PASSAGE FOR REVIEW:
Awesome People: Tim Hwang
Tim and I caught up via soup and salad at the Stable Cafe. A skilled organizer, Tim has built a number of amazing projects (like this and that and this, too), and is a nice guy to boot. We discussed AF, BetterGrads, and old boys clubs.
My key takeaway on Awesome Foundation was that the foundation-part is hardly that. AF is an idea, an inspiration, not a bureaucratic morass: 10 people give $100 each month to award $1000 to awesome projects and ideas in their locale.
Whereas large grant-making foundations have significant overhead that limits their ability to make such small grants, the AF is a loose assemblage of people and chapters around the world, each operating with its own specific focus. The Institute on Higher Awesome Studies will provide a link between the foundational world and those small but significant projects who have received a bit of endorsement from an AF-chapter, and are now ready to take it to the next level. With the recent large grant from the Knight Foundation, an active constituency of Awesome Trustees around the world (I get Google Group emails 3-4 times a day), and Tim’s seductively simple vision, I expect the community around Awesome-ness and the number of chapters to grow significantly within the next 12 months.
That, of course, would be awes… cool.

ASSIGNED TASK 1: From the profile of Tim Hwang, extract the stretch from "Awesome People: Tim" through "old boys clubs.", word for word.
ASSIGNED TASK 2: In the profile of Tim Hwang, how much money does each of the ten people give per month to fund an Awesome Foundation award?
ASSIGNED TASK 3: Write what follows the last sentence of the profile of Tim Hwang.
The material that comes next is separate from the profile of Tim Hwang above.

Page layout segmentation data:
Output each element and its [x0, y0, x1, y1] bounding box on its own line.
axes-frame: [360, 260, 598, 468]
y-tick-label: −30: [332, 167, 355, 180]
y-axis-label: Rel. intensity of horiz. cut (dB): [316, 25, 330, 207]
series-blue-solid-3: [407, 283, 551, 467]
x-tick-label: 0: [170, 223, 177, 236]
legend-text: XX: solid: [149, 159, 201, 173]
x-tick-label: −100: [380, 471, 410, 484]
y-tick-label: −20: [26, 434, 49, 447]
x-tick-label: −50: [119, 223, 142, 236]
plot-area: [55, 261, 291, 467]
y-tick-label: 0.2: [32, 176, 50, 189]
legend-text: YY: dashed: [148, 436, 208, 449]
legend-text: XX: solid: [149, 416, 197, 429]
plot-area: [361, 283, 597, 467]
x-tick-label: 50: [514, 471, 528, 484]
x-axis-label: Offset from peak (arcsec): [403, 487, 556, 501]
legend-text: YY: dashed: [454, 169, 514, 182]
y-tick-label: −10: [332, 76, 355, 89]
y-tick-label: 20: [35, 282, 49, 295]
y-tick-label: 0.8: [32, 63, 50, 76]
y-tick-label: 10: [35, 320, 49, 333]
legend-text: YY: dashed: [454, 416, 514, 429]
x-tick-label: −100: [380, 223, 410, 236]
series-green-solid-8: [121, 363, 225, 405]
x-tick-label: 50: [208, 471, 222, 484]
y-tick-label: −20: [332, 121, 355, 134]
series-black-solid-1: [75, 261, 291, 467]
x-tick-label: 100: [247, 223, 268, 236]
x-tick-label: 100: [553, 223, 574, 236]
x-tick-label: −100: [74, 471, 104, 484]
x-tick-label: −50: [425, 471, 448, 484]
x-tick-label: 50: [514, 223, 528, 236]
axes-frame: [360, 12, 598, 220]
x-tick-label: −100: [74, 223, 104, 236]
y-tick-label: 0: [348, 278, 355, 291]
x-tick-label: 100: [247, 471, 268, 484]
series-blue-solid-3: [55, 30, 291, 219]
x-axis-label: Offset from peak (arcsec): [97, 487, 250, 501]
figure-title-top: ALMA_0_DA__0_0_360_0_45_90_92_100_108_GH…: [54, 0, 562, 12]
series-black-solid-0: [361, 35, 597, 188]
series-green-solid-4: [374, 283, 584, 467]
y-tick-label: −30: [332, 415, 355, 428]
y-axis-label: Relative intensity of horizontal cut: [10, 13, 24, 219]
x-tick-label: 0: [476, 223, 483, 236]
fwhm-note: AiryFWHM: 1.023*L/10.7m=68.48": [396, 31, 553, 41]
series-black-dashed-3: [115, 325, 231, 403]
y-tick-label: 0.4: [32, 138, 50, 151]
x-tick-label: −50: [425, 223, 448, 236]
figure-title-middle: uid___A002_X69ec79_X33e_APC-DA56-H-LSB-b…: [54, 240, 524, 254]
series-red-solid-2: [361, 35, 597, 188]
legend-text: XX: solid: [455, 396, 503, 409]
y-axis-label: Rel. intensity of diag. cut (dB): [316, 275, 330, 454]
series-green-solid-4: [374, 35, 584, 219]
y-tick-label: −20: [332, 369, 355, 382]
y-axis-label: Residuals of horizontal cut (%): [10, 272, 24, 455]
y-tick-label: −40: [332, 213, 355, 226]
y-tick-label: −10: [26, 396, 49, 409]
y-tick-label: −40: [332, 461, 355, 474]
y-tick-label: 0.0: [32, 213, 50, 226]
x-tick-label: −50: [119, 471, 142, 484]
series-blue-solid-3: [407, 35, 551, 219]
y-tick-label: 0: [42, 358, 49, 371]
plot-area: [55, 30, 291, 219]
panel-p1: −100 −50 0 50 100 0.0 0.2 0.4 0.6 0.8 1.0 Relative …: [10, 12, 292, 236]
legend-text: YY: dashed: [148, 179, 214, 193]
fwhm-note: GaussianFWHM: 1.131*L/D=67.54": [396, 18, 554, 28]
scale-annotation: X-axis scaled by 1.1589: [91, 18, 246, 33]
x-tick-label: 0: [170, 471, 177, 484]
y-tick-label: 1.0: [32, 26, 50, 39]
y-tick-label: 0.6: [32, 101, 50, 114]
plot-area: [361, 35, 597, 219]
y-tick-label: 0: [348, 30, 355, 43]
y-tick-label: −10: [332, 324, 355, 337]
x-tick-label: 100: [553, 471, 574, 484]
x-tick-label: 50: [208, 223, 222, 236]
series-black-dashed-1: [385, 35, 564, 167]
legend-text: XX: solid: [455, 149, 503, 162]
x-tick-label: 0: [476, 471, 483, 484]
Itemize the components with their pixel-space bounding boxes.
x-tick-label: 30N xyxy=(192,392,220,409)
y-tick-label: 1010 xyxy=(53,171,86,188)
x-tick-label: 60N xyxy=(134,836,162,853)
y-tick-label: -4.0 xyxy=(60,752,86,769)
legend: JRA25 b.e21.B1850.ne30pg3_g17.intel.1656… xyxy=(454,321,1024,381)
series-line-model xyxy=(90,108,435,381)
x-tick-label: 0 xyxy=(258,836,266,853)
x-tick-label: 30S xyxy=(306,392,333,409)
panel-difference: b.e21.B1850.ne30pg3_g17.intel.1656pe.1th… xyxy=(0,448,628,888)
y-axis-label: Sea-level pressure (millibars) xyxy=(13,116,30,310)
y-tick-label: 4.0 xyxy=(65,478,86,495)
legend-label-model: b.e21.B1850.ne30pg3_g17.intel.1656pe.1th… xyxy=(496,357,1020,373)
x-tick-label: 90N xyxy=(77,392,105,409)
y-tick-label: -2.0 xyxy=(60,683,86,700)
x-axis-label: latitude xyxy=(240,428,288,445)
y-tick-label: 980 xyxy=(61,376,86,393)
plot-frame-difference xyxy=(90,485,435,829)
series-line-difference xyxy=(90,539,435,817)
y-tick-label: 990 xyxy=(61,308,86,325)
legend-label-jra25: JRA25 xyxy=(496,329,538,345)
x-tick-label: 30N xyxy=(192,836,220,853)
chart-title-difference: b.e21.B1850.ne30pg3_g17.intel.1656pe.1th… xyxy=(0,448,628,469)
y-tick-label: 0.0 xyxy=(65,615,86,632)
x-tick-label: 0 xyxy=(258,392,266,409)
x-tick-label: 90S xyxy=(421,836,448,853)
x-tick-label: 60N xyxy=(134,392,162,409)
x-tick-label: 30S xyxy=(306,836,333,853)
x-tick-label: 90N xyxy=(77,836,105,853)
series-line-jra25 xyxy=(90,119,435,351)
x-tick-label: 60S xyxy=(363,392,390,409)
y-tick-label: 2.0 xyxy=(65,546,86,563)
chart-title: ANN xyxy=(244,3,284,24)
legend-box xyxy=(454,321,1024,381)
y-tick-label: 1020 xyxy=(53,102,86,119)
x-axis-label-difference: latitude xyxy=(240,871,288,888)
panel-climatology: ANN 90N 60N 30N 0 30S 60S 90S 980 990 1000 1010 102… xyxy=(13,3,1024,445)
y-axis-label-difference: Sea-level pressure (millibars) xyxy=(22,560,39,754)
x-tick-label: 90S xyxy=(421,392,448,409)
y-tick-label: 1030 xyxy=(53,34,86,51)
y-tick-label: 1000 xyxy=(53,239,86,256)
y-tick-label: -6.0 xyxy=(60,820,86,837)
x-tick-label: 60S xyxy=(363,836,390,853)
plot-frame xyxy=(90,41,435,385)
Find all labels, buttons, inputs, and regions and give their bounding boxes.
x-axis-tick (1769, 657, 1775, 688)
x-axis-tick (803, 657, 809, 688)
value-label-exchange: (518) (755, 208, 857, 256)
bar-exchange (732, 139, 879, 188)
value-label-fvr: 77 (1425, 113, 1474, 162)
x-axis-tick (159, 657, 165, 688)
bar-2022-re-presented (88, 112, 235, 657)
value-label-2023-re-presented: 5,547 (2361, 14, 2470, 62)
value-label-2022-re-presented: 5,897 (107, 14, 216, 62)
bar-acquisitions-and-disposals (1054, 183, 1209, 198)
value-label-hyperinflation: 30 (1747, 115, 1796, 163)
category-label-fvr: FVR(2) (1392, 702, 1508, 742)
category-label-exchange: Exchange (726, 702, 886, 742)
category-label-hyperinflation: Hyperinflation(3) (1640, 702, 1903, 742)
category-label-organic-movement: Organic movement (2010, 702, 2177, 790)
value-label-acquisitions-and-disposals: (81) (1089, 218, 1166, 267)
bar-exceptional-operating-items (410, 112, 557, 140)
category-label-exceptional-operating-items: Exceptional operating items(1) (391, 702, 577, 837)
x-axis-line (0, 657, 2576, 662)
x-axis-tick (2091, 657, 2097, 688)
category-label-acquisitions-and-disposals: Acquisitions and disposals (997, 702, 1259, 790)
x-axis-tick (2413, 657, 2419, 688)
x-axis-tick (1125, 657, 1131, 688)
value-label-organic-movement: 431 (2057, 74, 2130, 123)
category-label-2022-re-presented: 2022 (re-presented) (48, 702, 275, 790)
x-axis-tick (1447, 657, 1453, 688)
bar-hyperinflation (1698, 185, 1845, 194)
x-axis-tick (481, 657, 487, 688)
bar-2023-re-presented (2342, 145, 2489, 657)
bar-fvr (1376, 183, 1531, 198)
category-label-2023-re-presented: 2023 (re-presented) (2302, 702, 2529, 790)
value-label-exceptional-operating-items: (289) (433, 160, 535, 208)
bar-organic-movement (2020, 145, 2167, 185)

EXERCISE ANSWER 1:
Awesome People: Tim Hwang
Tim and I caught up via soup and salad at the Stable Cafe. A skilled organizer, Tim has built a number of amazing projects (like this and that and this, too), and is a nice guy to boot. We discussed AF, BetterGrads, and old boys clubs.

EXERCISE ANSWER 2: Each gives $100 per month.

EXERCISE ANSWER 3:
In the world of BetterGrads, Tim emphasized the importance of beginning with a student-focused design for the website.At one time, alumni used high school alumni networks to reconnect and organize class reunions. No longer, thanks to a small little website that rhymes with “acebook.” Alumni don’t need to reconnect via alumni networks or classmates.com (still exists!), since they have never lost touch. Students have the largest incentive for their alumni networks to function: with professional inquiries, college-related questions, or invitations to alumni to give back to the school via a certain club, sport team, or event. Students’ direct and personal appeals are the best chance to bring alumni into the system and give them incentive to participate. We can learn what students want by asking: “what would you like to have the alumni do?”
Therefore, we need to determine what students would find useful in an alumni network.